> _DATA TO PROCESS_:
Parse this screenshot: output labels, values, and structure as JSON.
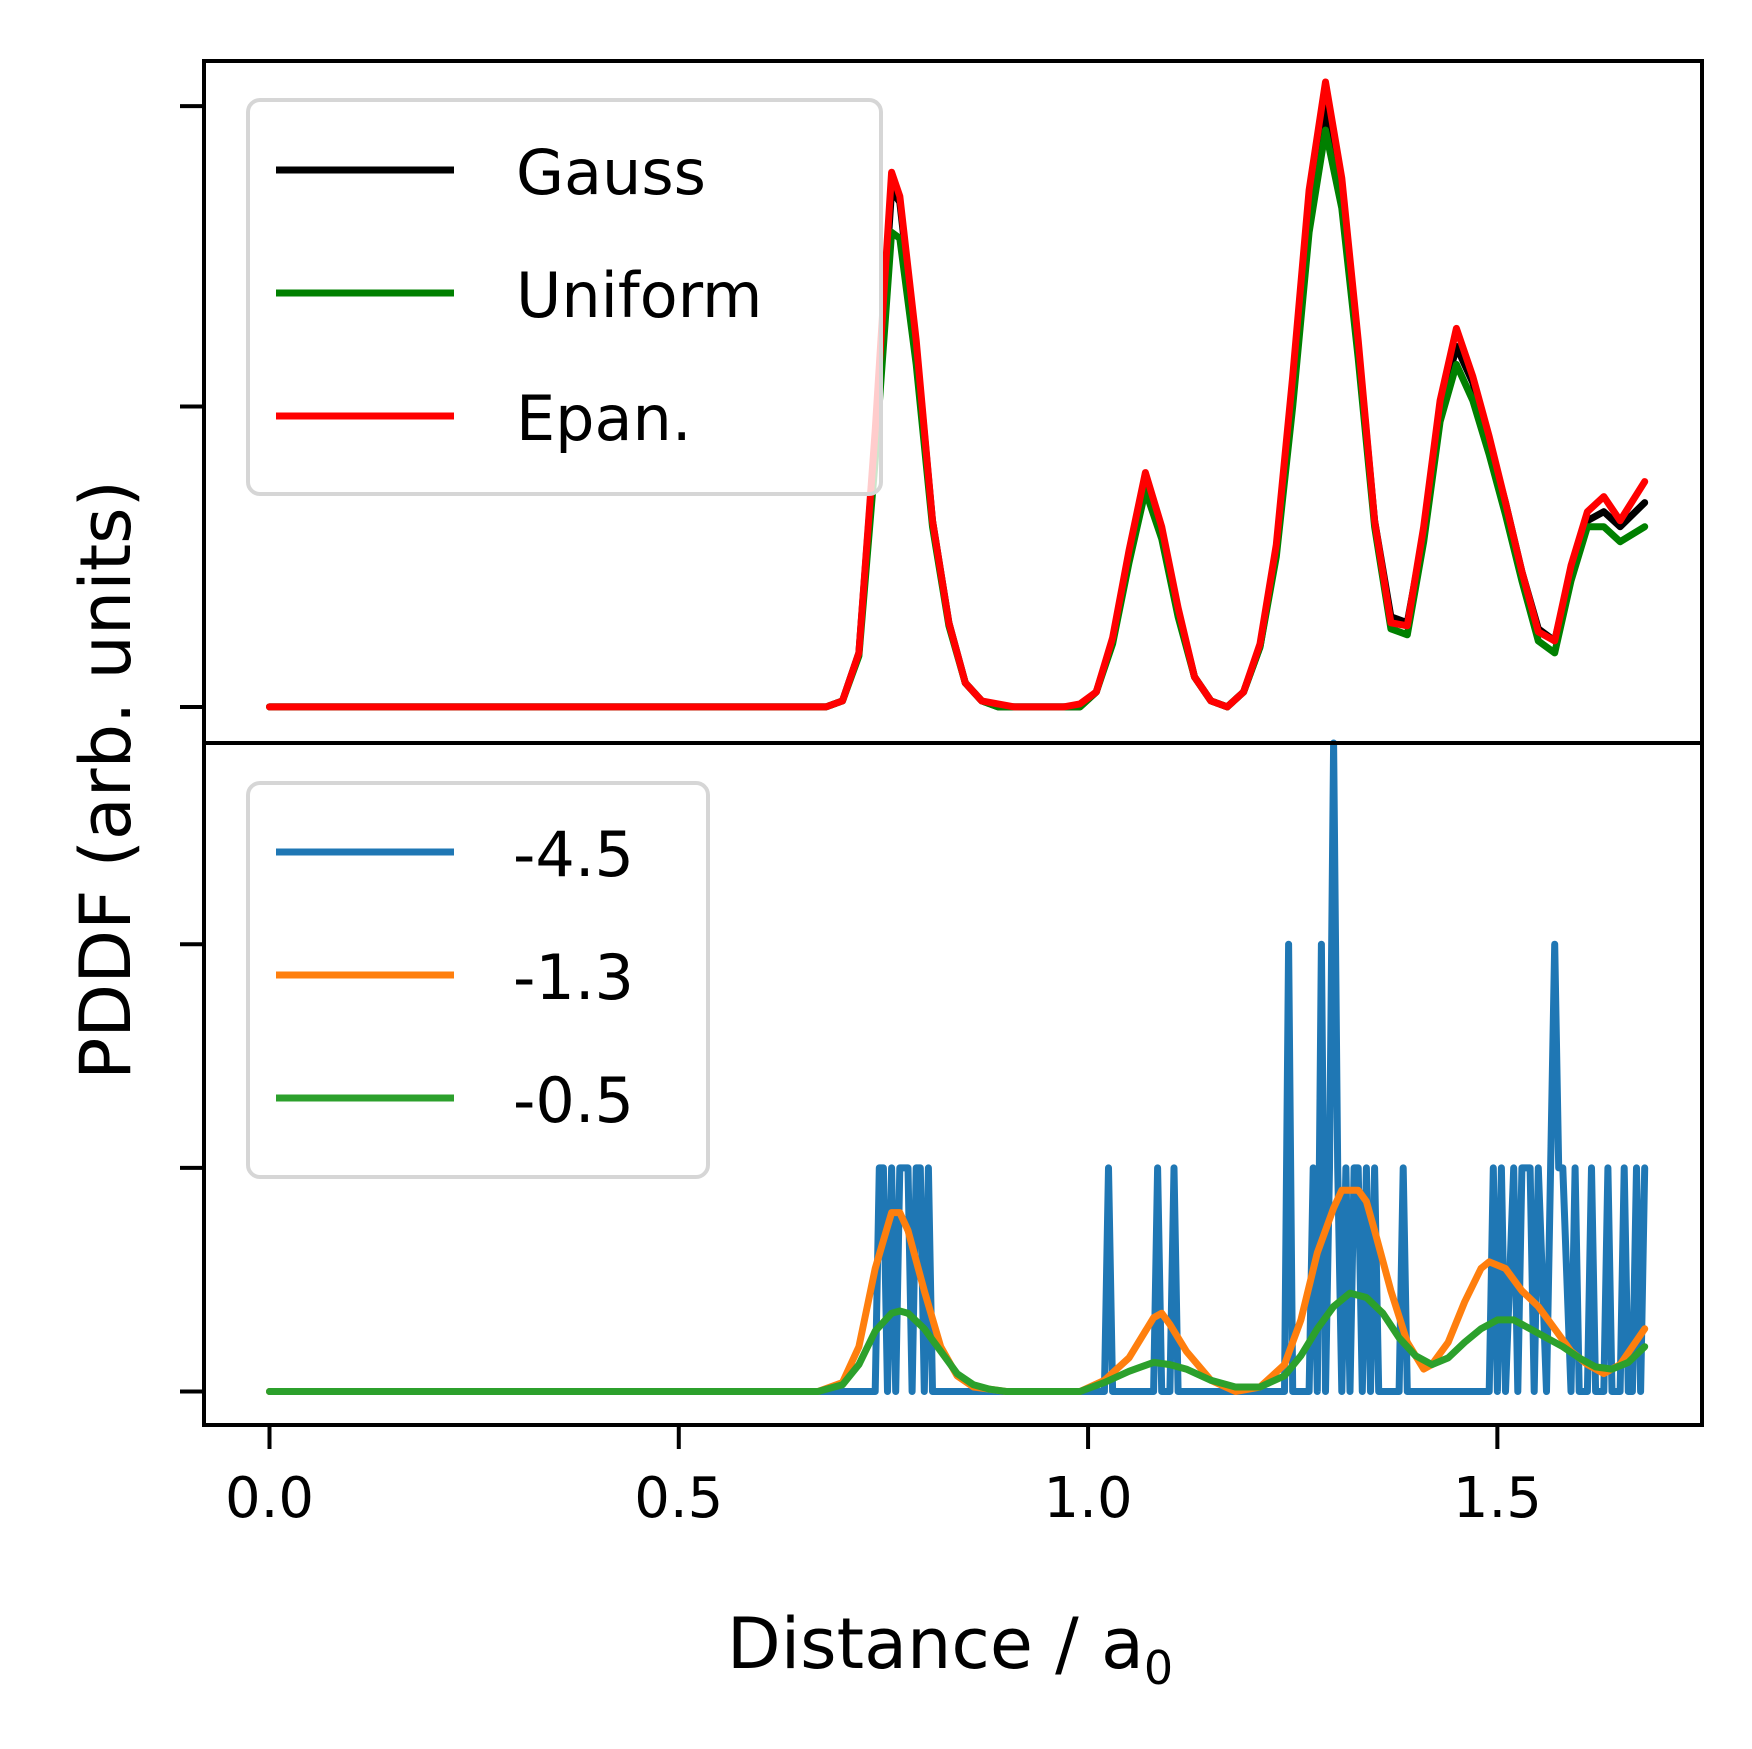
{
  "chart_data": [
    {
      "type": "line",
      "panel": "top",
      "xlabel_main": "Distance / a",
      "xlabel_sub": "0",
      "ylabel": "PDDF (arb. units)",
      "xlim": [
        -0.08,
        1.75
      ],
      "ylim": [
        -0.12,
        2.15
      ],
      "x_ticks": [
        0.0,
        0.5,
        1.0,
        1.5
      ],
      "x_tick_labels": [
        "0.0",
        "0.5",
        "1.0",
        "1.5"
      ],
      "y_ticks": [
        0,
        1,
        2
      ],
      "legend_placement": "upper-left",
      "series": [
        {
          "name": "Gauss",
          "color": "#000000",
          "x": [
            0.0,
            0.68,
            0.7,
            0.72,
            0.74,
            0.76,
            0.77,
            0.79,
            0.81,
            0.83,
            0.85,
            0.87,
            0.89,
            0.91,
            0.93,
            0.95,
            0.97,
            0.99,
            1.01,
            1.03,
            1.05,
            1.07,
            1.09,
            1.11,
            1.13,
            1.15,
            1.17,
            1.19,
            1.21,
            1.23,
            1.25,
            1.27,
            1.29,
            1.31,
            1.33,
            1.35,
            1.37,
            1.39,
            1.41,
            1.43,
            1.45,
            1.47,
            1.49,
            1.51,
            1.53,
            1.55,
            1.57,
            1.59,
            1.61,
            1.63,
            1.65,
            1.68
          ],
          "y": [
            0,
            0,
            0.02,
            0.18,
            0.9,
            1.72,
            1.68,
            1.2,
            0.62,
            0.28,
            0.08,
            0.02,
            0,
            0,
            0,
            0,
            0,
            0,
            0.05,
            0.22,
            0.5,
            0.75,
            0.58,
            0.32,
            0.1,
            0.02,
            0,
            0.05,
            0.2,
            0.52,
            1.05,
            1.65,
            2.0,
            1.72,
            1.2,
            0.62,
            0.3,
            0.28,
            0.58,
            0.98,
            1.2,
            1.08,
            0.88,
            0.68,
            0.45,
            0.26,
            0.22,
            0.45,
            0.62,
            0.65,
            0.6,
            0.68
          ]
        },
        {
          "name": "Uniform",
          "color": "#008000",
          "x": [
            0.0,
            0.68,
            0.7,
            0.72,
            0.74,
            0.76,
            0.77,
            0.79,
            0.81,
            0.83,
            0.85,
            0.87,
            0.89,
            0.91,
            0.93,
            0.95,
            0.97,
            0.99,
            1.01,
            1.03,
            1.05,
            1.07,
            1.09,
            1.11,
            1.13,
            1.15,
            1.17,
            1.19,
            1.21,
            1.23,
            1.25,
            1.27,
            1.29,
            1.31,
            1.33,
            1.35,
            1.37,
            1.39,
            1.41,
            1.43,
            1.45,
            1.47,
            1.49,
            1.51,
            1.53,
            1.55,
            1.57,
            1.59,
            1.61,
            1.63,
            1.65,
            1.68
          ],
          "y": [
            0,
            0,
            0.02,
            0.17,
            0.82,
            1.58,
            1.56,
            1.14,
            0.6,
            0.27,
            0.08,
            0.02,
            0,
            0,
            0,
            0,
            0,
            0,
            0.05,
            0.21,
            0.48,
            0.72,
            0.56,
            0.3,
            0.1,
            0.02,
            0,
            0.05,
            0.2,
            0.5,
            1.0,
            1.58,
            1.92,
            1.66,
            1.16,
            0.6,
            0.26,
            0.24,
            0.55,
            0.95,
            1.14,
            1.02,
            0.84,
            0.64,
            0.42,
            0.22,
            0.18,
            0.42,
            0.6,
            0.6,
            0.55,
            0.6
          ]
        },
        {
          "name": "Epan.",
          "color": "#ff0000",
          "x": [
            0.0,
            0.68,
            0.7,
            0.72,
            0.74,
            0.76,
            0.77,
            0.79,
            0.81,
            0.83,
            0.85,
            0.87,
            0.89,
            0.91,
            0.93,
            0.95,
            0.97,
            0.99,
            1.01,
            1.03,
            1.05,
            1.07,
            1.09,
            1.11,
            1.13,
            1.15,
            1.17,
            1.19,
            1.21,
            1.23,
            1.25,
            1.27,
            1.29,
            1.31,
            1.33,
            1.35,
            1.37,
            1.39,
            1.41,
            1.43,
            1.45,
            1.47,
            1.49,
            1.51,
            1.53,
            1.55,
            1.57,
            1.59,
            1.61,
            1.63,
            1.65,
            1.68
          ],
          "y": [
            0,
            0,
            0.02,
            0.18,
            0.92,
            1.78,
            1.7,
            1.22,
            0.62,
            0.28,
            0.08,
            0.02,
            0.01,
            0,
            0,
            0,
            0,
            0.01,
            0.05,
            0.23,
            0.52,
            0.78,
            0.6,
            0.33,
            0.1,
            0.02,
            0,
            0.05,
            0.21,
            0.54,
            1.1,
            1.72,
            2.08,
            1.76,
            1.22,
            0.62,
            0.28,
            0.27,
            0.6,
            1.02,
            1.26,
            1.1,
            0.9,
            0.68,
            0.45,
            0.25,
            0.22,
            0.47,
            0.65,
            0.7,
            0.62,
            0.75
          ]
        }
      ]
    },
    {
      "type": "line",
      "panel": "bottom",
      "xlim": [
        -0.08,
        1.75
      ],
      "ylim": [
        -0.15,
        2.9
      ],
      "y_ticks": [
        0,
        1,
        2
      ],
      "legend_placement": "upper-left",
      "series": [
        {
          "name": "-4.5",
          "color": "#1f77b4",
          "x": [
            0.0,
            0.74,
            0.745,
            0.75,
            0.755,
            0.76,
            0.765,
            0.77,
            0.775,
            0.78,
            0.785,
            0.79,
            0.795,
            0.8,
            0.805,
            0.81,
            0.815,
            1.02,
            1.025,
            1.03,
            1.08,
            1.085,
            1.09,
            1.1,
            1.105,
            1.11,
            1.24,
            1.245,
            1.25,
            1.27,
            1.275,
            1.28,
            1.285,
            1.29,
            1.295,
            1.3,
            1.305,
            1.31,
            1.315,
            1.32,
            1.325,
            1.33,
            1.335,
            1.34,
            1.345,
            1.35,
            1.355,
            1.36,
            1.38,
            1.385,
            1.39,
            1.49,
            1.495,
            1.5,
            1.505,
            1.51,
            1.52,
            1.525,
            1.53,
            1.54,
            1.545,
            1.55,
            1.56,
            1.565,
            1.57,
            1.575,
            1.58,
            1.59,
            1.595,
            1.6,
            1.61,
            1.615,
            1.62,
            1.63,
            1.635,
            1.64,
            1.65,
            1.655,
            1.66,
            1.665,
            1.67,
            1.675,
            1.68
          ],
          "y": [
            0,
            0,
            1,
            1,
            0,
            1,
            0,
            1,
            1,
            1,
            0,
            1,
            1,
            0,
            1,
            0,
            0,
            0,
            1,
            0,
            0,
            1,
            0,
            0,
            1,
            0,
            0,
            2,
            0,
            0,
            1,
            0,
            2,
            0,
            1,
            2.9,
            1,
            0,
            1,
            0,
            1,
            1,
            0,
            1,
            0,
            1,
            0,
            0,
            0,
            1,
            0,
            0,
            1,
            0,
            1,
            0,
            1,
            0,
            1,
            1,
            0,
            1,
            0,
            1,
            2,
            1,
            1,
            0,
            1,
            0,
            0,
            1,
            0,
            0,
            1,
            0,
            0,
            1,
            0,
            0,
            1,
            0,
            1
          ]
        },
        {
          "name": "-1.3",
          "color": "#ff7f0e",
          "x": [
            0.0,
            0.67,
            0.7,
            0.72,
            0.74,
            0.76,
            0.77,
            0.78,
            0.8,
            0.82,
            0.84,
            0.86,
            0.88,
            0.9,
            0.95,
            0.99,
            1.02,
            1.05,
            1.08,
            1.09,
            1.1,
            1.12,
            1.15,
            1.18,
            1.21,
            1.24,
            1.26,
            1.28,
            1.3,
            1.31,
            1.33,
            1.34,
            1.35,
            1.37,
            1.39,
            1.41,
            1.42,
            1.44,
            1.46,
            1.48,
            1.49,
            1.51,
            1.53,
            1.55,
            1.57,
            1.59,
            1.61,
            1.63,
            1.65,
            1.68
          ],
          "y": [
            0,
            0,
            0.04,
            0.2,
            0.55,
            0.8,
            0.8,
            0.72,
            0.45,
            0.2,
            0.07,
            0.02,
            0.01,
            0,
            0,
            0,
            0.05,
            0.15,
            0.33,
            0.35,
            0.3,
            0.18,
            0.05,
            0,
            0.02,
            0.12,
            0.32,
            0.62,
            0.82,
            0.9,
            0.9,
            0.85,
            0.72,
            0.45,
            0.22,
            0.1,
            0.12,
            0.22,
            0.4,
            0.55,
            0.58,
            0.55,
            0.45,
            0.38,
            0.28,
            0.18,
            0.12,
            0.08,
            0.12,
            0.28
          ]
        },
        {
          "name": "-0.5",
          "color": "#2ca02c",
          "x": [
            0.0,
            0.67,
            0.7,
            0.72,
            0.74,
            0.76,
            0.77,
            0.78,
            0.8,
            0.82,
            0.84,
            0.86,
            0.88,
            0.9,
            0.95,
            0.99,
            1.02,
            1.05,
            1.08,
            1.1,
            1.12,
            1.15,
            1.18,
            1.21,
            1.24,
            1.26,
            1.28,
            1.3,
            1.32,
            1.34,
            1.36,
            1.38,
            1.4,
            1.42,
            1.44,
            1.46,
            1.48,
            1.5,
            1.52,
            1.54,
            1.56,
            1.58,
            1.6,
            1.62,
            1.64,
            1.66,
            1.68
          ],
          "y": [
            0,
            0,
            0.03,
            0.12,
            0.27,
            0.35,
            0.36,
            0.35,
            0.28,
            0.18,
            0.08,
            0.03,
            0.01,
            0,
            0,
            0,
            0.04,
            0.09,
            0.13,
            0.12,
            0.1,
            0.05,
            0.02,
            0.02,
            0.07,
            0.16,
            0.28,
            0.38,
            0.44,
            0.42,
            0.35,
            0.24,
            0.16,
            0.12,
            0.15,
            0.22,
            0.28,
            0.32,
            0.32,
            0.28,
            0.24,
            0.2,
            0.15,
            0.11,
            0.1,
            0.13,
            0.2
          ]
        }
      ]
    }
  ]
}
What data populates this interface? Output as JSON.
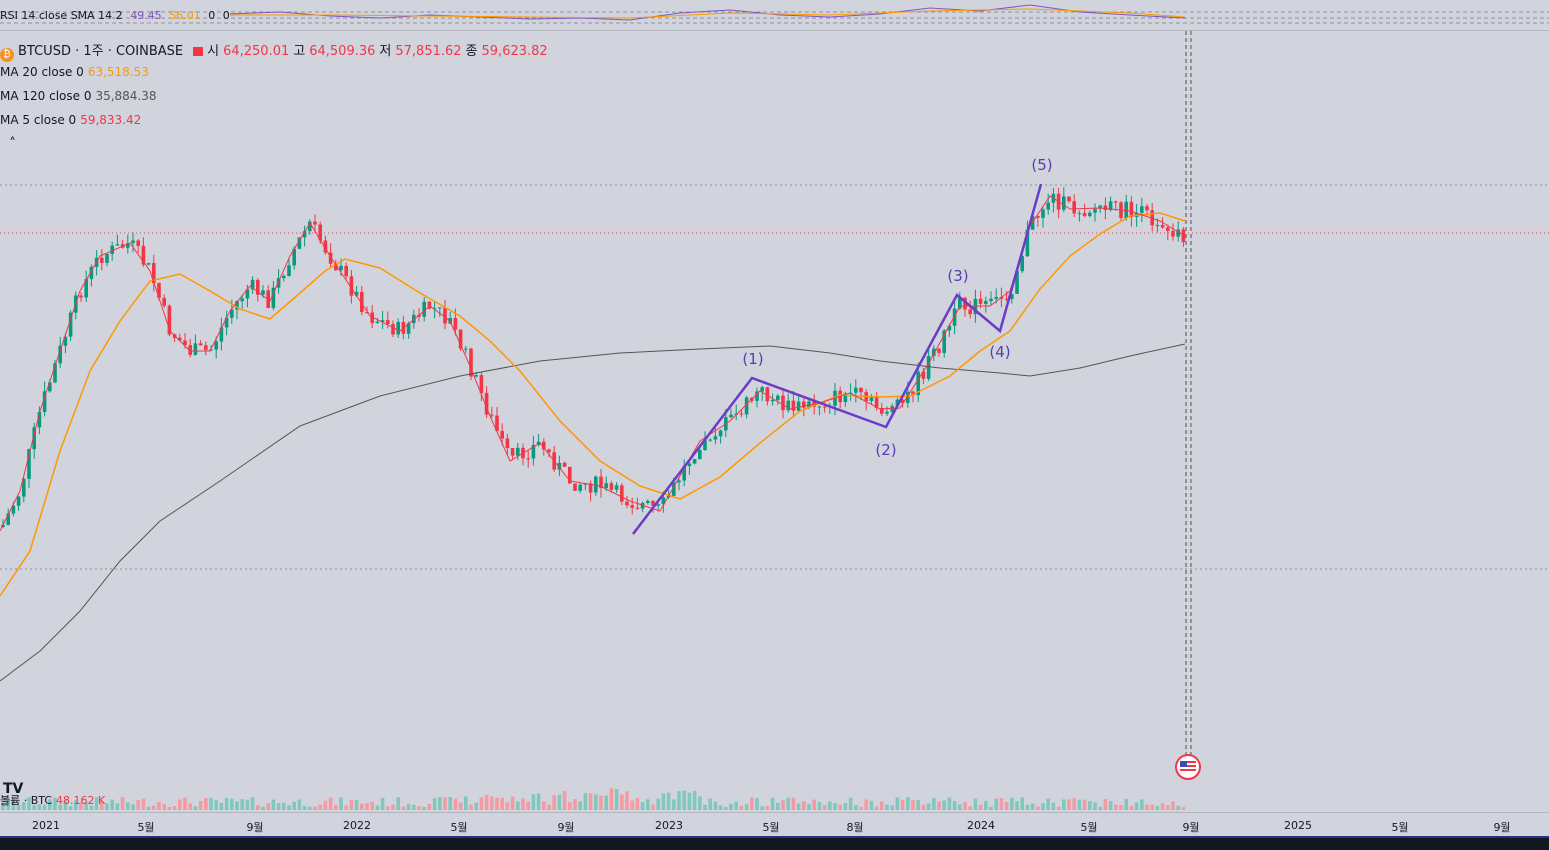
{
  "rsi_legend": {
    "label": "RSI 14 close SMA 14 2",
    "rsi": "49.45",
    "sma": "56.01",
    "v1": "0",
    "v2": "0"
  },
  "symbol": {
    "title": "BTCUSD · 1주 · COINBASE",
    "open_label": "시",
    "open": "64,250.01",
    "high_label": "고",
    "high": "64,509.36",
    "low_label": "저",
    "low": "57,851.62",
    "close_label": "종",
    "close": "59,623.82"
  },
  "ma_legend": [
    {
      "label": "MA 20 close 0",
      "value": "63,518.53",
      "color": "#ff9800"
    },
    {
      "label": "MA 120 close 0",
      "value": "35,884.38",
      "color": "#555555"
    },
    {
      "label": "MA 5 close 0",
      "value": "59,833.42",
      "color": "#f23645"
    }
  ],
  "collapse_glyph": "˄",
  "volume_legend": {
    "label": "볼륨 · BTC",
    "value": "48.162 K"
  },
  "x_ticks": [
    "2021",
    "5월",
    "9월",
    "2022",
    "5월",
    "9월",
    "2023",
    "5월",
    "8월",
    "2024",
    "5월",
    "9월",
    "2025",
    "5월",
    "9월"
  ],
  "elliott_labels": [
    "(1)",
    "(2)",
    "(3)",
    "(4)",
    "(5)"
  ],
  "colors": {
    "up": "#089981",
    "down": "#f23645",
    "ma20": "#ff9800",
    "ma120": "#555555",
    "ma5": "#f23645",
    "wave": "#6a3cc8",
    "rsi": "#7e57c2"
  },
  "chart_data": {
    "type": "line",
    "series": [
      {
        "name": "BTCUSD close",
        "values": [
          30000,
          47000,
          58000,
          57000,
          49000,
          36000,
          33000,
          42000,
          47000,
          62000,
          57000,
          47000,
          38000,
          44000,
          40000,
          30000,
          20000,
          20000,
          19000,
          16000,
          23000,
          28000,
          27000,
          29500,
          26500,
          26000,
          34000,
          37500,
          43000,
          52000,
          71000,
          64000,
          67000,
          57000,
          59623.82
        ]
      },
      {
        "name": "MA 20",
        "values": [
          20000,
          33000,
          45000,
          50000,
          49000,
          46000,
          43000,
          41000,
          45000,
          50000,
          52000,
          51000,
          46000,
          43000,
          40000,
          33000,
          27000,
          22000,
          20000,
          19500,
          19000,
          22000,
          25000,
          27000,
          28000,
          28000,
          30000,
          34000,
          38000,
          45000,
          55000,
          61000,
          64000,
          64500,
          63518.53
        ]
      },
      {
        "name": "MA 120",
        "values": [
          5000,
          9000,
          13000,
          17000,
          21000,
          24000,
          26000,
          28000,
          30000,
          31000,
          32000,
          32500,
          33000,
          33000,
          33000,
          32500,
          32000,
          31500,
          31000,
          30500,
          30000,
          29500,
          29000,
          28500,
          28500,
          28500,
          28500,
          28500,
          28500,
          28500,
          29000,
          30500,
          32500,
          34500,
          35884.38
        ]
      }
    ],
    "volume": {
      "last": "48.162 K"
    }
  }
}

> _GIVEN INSTRUCTION_: Copy each line of the listing that holds the word "JSON".

> _PROBLEM SOLUTION_:
Parse this screenshot: output labels, values, and structure as JSON.
What data populates this interface? Output as JSON.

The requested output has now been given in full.